### YOUR GOAL
Pull every line that holds the word "shutdown" from the entries.

EXTRACTED ENTRIES Start Marker

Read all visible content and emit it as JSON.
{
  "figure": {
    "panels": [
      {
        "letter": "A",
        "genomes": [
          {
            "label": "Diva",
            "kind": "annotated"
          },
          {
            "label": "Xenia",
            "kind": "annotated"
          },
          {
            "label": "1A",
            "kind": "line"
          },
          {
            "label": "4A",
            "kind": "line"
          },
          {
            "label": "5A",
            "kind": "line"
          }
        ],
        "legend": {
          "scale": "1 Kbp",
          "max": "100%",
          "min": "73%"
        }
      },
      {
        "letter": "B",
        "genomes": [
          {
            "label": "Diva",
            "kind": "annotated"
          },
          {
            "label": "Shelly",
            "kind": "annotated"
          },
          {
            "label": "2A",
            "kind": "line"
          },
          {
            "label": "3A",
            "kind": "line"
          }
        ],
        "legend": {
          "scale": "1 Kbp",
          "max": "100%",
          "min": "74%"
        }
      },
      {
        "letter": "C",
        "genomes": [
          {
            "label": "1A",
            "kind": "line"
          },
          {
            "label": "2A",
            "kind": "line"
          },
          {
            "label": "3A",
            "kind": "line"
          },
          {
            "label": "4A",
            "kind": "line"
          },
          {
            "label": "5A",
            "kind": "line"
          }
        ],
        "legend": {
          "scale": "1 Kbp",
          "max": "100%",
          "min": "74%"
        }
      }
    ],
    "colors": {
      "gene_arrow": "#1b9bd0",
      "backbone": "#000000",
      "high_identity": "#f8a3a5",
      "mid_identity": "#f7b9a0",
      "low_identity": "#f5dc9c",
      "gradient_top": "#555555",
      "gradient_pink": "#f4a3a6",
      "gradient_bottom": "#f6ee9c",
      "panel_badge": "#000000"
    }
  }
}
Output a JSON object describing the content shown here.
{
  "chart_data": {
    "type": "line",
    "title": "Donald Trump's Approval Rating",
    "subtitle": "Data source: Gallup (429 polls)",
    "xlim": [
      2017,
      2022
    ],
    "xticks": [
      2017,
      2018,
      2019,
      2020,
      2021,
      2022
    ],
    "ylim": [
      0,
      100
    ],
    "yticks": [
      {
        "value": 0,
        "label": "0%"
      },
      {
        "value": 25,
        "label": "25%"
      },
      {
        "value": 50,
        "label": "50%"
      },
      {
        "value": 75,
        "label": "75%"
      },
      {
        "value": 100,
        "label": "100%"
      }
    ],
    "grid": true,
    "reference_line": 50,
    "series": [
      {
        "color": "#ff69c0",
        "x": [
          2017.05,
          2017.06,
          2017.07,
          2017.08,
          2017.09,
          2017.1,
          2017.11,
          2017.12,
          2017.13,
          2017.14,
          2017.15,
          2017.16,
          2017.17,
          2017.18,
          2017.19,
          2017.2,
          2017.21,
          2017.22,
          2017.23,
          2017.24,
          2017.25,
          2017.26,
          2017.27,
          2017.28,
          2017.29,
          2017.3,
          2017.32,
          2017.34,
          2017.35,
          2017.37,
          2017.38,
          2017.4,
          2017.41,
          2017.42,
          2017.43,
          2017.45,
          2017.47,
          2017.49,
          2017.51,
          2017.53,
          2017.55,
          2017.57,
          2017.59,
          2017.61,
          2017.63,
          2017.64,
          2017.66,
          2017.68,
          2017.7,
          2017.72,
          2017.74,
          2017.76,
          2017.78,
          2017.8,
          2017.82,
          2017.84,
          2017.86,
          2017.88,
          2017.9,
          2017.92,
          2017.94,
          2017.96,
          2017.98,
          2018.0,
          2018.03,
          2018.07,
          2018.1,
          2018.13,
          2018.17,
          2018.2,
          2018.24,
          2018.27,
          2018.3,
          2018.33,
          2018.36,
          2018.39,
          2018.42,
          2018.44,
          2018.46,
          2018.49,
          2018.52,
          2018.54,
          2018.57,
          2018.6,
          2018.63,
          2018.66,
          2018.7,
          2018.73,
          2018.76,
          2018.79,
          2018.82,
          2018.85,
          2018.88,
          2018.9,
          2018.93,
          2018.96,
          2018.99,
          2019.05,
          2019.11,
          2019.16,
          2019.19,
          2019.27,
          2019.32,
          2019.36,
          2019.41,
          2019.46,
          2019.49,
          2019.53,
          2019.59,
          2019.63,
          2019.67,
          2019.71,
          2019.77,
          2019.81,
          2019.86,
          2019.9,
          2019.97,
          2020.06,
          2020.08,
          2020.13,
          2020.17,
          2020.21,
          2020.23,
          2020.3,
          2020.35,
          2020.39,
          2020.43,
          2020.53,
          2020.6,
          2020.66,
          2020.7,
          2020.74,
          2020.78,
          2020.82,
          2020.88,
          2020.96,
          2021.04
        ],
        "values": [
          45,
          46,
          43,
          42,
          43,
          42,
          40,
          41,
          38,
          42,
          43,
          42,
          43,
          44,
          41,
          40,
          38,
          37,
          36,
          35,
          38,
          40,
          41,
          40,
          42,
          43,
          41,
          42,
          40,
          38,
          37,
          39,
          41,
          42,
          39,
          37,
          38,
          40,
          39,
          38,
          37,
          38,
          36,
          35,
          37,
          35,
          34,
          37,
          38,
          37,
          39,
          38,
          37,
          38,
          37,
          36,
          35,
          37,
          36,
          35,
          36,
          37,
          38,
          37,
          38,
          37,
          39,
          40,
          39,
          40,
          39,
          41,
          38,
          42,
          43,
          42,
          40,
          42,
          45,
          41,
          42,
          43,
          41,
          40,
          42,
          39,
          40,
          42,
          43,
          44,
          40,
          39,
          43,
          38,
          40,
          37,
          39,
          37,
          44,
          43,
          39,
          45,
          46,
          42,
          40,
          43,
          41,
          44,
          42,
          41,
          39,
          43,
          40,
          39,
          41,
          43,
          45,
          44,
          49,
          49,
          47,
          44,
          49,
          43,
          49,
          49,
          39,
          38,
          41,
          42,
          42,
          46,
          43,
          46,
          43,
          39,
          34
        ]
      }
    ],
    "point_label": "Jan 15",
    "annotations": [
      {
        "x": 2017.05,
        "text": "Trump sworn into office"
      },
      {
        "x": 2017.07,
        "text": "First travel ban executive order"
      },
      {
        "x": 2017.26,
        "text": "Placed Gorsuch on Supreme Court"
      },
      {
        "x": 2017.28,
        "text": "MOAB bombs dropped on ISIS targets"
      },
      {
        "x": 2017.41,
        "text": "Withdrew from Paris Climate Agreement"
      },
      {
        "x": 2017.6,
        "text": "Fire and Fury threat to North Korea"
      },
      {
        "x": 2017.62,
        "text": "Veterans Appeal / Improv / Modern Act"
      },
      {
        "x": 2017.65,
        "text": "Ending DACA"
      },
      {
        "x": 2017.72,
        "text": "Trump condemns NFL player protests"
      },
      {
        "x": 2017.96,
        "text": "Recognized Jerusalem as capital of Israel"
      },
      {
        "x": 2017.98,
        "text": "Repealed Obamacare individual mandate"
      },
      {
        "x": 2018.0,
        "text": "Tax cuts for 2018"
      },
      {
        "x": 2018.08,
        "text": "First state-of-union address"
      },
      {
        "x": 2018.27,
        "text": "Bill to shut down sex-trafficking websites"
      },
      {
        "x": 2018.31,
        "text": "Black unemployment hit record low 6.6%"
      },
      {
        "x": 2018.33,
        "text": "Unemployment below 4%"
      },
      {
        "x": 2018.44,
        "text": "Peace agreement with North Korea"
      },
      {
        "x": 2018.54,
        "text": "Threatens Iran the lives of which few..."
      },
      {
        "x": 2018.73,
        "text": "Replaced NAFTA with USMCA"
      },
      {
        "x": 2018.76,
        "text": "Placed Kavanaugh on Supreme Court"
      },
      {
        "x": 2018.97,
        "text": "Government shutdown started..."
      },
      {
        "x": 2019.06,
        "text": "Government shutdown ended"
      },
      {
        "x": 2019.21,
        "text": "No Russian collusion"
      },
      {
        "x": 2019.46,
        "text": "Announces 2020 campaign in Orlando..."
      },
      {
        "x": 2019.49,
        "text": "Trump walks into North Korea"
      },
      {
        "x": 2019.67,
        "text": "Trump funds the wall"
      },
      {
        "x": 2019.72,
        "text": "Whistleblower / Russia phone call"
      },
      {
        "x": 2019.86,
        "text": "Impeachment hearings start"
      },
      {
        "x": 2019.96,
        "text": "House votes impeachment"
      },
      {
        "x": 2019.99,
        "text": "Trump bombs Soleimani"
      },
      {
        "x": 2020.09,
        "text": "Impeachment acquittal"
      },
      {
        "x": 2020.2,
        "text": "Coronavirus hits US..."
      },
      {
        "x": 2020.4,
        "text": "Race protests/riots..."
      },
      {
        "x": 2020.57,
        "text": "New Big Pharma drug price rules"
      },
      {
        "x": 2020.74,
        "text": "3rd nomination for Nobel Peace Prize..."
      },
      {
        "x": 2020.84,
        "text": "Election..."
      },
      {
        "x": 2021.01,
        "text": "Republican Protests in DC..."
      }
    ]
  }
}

EXTRACTED ENTRIES End Marker

### REPLY
        "text": "Government shutdown started..."
        "text": "Government shutdown ended"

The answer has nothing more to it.